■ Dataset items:
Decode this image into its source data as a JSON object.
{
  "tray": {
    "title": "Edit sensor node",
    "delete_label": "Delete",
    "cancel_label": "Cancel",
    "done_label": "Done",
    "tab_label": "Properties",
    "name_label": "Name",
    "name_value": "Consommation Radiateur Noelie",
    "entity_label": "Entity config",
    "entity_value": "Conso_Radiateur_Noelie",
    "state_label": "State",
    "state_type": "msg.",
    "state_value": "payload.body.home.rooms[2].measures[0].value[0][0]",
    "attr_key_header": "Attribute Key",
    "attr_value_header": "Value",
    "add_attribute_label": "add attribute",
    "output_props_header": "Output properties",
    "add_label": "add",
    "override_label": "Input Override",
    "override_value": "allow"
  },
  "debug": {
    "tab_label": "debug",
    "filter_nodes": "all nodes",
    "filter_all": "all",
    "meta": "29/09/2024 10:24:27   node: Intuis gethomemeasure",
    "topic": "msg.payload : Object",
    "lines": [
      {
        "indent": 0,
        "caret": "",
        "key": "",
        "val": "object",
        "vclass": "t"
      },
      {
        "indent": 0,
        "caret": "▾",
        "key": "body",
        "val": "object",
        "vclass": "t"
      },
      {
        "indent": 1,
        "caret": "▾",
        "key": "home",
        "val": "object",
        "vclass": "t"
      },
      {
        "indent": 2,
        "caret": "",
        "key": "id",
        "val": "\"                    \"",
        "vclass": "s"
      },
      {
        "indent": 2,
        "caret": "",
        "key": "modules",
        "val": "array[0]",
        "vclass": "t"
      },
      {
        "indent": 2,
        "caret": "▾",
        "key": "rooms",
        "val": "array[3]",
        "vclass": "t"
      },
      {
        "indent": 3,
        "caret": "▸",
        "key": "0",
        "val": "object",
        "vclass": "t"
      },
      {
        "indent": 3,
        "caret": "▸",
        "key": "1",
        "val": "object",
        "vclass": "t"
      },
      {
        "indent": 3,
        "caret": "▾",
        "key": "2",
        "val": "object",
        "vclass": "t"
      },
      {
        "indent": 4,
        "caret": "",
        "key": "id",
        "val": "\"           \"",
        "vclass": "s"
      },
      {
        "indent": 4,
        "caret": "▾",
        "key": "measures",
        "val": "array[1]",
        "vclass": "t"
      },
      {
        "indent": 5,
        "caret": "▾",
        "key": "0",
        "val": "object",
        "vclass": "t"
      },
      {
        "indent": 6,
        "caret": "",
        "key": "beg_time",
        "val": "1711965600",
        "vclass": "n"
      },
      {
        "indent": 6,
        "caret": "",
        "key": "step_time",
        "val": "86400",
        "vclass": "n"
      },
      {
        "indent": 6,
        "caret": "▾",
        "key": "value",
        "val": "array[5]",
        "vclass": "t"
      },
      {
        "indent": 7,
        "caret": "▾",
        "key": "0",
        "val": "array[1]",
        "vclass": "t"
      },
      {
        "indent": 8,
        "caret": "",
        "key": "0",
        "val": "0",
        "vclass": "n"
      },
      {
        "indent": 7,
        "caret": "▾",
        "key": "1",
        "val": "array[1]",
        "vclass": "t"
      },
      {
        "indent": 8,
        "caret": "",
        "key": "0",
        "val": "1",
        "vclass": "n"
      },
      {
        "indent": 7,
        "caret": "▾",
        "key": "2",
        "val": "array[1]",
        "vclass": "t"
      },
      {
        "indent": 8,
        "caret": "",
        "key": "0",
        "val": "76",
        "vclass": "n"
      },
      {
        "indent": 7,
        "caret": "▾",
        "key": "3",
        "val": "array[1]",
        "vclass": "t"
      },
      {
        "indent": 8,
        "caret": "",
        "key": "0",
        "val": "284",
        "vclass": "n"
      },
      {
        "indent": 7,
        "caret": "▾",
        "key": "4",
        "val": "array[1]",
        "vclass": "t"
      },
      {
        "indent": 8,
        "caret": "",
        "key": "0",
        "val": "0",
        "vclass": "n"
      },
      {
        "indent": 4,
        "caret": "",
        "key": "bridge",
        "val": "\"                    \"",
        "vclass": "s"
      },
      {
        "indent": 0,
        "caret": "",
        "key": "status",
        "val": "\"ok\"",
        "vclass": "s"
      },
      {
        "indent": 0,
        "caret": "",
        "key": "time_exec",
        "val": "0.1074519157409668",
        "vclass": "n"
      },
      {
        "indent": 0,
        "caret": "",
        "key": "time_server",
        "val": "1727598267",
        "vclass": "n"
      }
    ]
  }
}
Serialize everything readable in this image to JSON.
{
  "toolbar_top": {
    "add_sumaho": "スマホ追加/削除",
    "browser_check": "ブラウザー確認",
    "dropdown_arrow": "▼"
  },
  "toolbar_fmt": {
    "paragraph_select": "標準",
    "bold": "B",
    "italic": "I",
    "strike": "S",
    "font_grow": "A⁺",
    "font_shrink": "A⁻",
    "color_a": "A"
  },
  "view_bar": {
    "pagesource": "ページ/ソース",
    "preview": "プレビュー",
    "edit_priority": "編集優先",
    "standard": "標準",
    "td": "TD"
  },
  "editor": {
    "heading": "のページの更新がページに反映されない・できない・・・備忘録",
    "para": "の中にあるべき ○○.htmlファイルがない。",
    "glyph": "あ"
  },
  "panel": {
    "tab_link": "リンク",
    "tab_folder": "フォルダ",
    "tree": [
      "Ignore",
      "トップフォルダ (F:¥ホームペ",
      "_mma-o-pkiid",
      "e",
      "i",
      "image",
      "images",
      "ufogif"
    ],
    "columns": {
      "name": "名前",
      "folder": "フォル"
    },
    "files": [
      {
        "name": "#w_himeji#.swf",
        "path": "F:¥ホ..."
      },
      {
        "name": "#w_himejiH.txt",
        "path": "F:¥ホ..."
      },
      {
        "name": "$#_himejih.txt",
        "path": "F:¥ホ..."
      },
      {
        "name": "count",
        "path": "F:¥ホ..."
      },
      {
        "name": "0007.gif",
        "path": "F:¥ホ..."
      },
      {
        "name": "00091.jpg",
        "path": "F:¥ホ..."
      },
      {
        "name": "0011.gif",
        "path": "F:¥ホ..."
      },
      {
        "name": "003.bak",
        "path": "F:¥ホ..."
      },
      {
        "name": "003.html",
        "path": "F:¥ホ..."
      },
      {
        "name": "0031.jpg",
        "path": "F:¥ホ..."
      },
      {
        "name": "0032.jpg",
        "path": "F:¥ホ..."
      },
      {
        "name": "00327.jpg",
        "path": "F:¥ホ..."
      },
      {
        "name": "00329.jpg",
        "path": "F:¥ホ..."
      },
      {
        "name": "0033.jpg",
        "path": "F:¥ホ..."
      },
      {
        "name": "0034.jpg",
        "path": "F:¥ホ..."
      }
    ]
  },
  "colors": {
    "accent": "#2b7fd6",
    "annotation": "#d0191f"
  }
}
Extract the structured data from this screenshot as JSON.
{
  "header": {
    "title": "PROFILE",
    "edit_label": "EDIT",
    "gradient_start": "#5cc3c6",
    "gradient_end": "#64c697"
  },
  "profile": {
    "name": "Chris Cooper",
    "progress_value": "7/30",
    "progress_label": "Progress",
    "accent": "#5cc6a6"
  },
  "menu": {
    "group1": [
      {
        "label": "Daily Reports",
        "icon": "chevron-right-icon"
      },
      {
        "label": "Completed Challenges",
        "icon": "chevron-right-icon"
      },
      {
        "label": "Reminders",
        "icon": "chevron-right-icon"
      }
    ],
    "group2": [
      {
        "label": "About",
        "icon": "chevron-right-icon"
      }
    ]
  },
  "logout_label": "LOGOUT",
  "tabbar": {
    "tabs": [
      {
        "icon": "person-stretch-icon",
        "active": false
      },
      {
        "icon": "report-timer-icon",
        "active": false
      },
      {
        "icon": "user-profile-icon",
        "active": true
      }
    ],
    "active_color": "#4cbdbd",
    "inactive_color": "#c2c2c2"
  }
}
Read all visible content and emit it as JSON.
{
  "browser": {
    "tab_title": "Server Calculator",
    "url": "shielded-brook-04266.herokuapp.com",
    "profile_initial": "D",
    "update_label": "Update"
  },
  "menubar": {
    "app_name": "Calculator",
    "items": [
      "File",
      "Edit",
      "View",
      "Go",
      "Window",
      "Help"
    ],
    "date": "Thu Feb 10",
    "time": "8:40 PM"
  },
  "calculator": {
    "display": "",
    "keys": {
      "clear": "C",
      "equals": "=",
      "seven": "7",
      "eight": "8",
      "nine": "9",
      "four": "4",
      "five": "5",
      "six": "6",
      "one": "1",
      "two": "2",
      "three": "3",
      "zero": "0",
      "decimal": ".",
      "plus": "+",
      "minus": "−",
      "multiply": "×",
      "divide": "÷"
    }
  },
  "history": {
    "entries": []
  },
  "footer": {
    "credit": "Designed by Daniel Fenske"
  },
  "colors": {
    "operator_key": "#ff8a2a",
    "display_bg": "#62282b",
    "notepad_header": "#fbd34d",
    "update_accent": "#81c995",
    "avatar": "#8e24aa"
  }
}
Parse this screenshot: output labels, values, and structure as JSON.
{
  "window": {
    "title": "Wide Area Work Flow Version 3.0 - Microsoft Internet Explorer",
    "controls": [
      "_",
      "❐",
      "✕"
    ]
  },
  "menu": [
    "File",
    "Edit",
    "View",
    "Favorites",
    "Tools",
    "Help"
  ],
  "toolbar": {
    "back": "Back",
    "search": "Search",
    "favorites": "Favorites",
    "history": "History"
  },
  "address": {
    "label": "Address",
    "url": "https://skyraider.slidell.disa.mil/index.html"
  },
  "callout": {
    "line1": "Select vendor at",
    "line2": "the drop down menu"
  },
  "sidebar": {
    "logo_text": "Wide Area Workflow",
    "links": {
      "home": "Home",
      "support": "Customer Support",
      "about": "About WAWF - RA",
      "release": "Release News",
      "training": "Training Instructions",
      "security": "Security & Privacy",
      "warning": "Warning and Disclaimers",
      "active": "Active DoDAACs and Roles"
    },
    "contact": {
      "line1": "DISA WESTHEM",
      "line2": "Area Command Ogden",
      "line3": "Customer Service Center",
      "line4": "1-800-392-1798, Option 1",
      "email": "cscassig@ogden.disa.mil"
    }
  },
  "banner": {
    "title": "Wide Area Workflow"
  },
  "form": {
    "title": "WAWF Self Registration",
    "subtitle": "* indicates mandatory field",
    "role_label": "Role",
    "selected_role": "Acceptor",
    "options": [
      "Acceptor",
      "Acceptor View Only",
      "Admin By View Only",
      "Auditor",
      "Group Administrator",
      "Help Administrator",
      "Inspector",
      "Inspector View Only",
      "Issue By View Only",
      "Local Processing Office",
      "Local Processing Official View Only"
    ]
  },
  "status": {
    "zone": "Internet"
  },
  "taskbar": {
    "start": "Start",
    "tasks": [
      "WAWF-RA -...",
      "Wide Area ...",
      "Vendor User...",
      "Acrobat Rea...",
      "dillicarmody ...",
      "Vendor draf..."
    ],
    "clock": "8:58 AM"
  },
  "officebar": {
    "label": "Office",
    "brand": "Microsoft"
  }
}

■ Written instruction: List all lines in the material containing the string "Wide".

■ Finished task:
    "title": "Wide Area Work Flow Version 3.0 - Microsoft Internet Explorer",
    "logo_text": "Wide Area Workflow",
    "title": "Wide Area Workflow"
      "Wide Area ...",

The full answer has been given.